Dataset records:
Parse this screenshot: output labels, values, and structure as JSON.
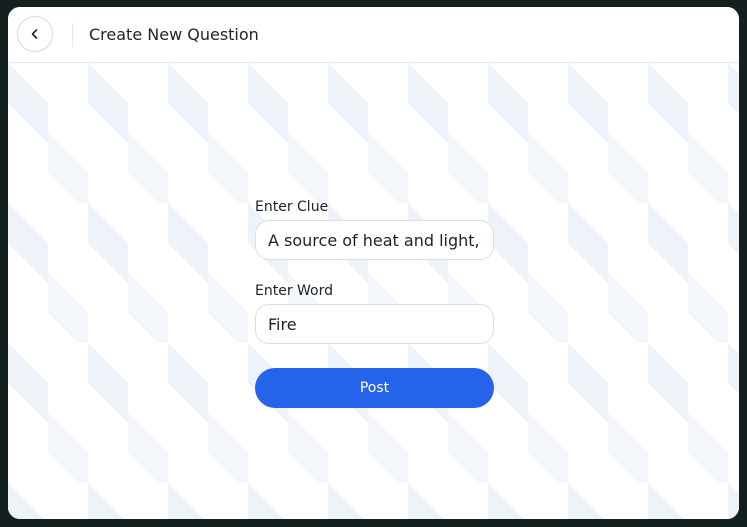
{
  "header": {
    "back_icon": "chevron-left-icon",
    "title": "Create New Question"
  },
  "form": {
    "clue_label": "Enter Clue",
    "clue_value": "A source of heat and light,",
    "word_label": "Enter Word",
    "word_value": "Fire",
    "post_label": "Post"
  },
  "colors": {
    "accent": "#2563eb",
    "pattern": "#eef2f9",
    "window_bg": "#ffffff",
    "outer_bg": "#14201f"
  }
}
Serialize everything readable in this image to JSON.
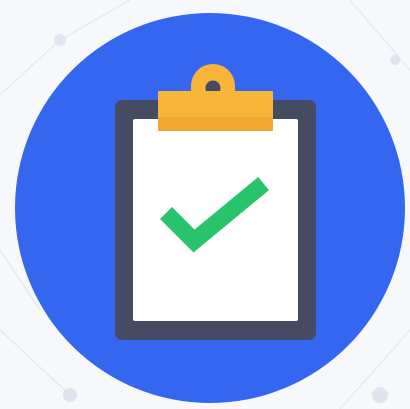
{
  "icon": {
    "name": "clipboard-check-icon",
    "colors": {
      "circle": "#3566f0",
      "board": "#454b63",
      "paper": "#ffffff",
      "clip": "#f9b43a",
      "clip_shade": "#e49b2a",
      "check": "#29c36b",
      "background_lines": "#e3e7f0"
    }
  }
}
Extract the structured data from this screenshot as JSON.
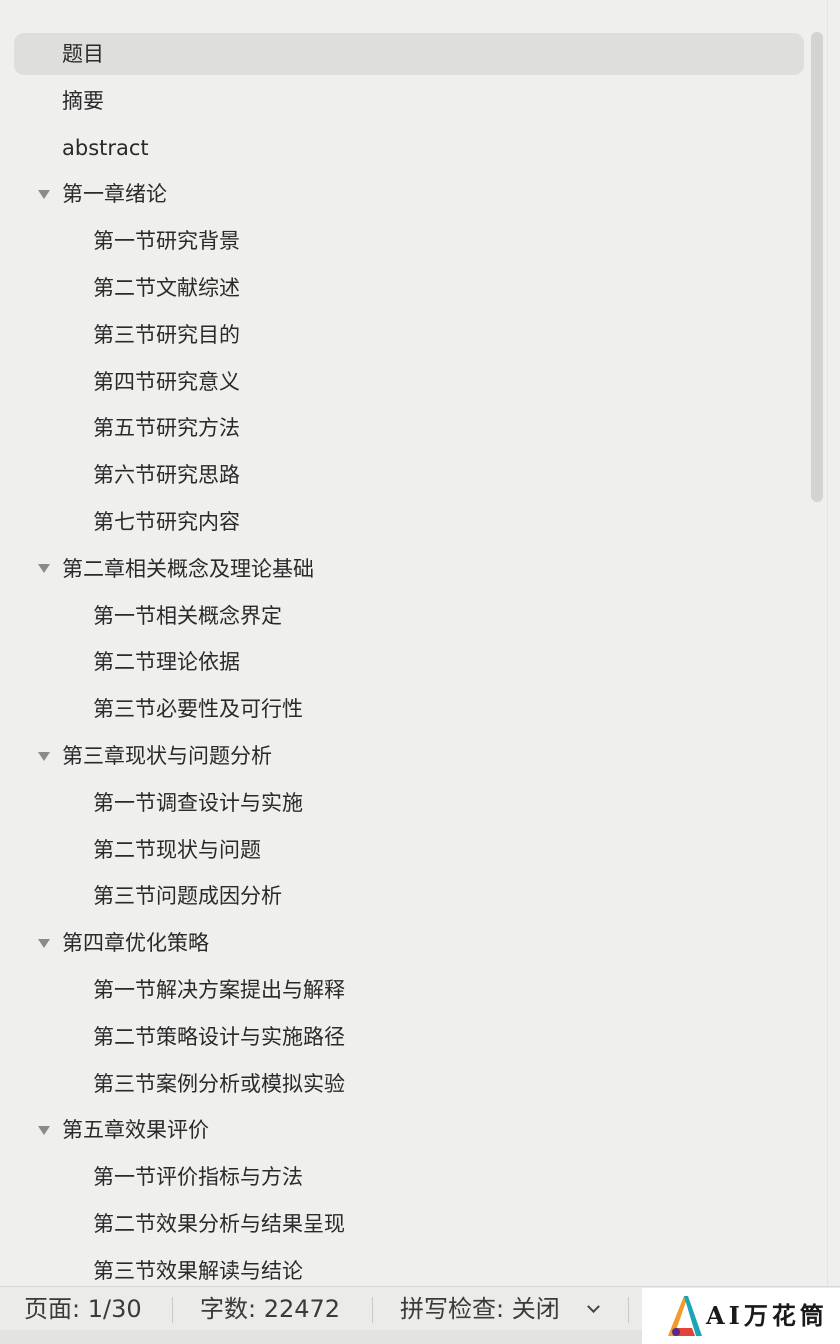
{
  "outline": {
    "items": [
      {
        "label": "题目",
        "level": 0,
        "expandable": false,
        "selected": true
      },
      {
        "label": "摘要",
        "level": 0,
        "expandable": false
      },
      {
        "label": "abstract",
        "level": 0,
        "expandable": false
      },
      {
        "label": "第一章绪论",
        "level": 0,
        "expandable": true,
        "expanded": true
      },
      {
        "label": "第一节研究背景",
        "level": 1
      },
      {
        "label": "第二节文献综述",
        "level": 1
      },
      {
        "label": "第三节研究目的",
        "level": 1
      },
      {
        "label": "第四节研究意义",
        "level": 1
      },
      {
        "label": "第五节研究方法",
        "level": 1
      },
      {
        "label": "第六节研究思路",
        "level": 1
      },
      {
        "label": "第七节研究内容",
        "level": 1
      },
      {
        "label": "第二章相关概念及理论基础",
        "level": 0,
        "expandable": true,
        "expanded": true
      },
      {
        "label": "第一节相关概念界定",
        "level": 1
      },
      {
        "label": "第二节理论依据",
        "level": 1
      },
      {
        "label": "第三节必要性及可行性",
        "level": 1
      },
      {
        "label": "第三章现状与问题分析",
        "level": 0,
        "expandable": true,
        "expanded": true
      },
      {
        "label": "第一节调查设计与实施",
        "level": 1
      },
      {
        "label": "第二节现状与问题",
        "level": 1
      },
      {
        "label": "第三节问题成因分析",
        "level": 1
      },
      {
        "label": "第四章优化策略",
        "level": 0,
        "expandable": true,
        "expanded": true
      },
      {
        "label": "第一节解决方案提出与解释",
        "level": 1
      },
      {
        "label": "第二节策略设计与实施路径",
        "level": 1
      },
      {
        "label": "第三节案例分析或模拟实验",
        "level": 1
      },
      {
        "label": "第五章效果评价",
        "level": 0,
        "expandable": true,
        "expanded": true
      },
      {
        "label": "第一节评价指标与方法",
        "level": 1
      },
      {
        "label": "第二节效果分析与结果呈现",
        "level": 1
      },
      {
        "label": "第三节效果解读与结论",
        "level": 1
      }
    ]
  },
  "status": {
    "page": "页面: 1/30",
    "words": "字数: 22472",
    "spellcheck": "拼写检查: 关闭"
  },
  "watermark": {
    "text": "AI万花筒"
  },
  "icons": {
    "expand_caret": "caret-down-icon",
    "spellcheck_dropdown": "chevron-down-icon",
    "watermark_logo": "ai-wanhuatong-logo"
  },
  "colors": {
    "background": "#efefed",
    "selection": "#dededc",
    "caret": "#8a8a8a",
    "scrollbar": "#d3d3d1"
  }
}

## Exercise aim
From the listing, extract all text exactly as given and drop any picture.

## Right answer
Parse this screenshot: output labels, values, and structure as JSON.
{
  "header": {
    "back_icon": "chevron-left-icon",
    "title": "Create New Question"
  },
  "form": {
    "clue_label": "Enter Clue",
    "clue_value": "A source of heat and light,",
    "word_label": "Enter Word",
    "word_value": "Fire",
    "post_label": "Post"
  },
  "colors": {
    "accent": "#2563eb",
    "pattern": "#eef2f9",
    "window_bg": "#ffffff",
    "outer_bg": "#14201f"
  }
}
Serialize everything readable in this image to JSON.
{
  "icon": {
    "name": "clipboard-check-icon",
    "colors": {
      "circle": "#3566f0",
      "board": "#454b63",
      "paper": "#ffffff",
      "clip": "#f9b43a",
      "clip_shade": "#e49b2a",
      "check": "#29c36b",
      "background_lines": "#e3e7f0"
    }
  }
}
Extract the structured data from this screenshot as JSON.
{
  "outline": {
    "items": [
      {
        "label": "题目",
        "level": 0,
        "expandable": false,
        "selected": true
      },
      {
        "label": "摘要",
        "level": 0,
        "expandable": false
      },
      {
        "label": "abstract",
        "level": 0,
        "expandable": false
      },
      {
        "label": "第一章绪论",
        "level": 0,
        "expandable": true,
        "expanded": true
      },
      {
        "label": "第一节研究背景",
        "level": 1
      },
      {
        "label": "第二节文献综述",
        "level": 1
      },
      {
        "label": "第三节研究目的",
        "level": 1
      },
      {
        "label": "第四节研究意义",
        "level": 1
      },
      {
        "label": "第五节研究方法",
        "level": 1
      },
      {
        "label": "第六节研究思路",
        "level": 1
      },
      {
        "label": "第七节研究内容",
        "level": 1
      },
      {
        "label": "第二章相关概念及理论基础",
        "level": 0,
        "expandable": true,
        "expanded": true
      },
      {
        "label": "第一节相关概念界定",
        "level": 1
      },
      {
        "label": "第二节理论依据",
        "level": 1
      },
      {
        "label": "第三节必要性及可行性",
        "level": 1
      },
      {
        "label": "第三章现状与问题分析",
        "level": 0,
        "expandable": true,
        "expanded": true
      },
      {
        "label": "第一节调查设计与实施",
        "level": 1
      },
      {
        "label": "第二节现状与问题",
        "level": 1
      },
      {
        "label": "第三节问题成因分析",
        "level": 1
      },
      {
        "label": "第四章优化策略",
        "level": 0,
        "expandable": true,
        "expanded": true
      },
      {
        "label": "第一节解决方案提出与解释",
        "level": 1
      },
      {
        "label": "第二节策略设计与实施路径",
        "level": 1
      },
      {
        "label": "第三节案例分析或模拟实验",
        "level": 1
      },
      {
        "label": "第五章效果评价",
        "level": 0,
        "expandable": true,
        "expanded": true
      },
      {
        "label": "第一节评价指标与方法",
        "level": 1
      },
      {
        "label": "第二节效果分析与结果呈现",
        "level": 1
      },
      {
        "label": "第三节效果解读与结论",
        "level": 1
      }
    ]
  },
  "status": {
    "page": "页面: 1/30",
    "words": "字数: 22472",
    "spellcheck": "拼写检查: 关闭"
  },
  "watermark": {
    "text": "AI万花筒"
  },
  "icons": {
    "expand_caret": "caret-down-icon",
    "spellcheck_dropdown": "chevron-down-icon",
    "watermark_logo": "ai-wanhuatong-logo"
  },
  "colors": {
    "background": "#efefed",
    "selection": "#dededc",
    "caret": "#8a8a8a",
    "scrollbar": "#d3d3d1"
  }
}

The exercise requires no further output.